Source records
- - -

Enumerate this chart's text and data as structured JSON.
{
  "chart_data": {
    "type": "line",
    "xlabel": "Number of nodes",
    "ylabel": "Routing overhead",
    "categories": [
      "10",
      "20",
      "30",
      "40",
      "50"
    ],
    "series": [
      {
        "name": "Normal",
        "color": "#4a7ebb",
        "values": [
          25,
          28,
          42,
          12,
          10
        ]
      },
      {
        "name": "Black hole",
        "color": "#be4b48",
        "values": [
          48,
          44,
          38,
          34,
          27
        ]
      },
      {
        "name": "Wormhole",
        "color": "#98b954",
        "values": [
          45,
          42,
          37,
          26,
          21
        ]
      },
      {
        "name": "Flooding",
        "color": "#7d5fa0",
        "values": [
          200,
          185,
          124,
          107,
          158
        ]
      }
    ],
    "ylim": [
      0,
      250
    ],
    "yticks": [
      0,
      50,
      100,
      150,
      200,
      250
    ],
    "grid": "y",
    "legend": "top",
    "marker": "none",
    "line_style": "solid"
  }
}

- - -

WHAT IS REQUIRED: Return the entries in full, keeping every line exactly as it is.

SOLUTION TO THE EXERCISE:
Enumerate this chart's text and data as structured JSON.
{
  "chart_data": {
    "type": "line",
    "xlabel": "Number of nodes",
    "ylabel": "Routing overhead",
    "categories": [
      "10",
      "20",
      "30",
      "40",
      "50"
    ],
    "series": [
      {
        "name": "Normal",
        "color": "#4a7ebb",
        "values": [
          25,
          28,
          42,
          12,
          10
        ]
      },
      {
        "name": "Black hole",
        "color": "#be4b48",
        "values": [
          48,
          44,
          38,
          34,
          27
        ]
      },
      {
        "name": "Wormhole",
        "color": "#98b954",
        "values": [
          45,
          42,
          37,
          26,
          21
        ]
      },
      {
        "name": "Flooding",
        "color": "#7d5fa0",
        "values": [
          200,
          185,
          124,
          107,
          158
        ]
      }
    ],
    "ylim": [
      0,
      250
    ],
    "yticks": [
      0,
      50,
      100,
      150,
      200,
      250
    ],
    "grid": "y",
    "legend": "top",
    "marker": "none",
    "line_style": "solid"
  }
}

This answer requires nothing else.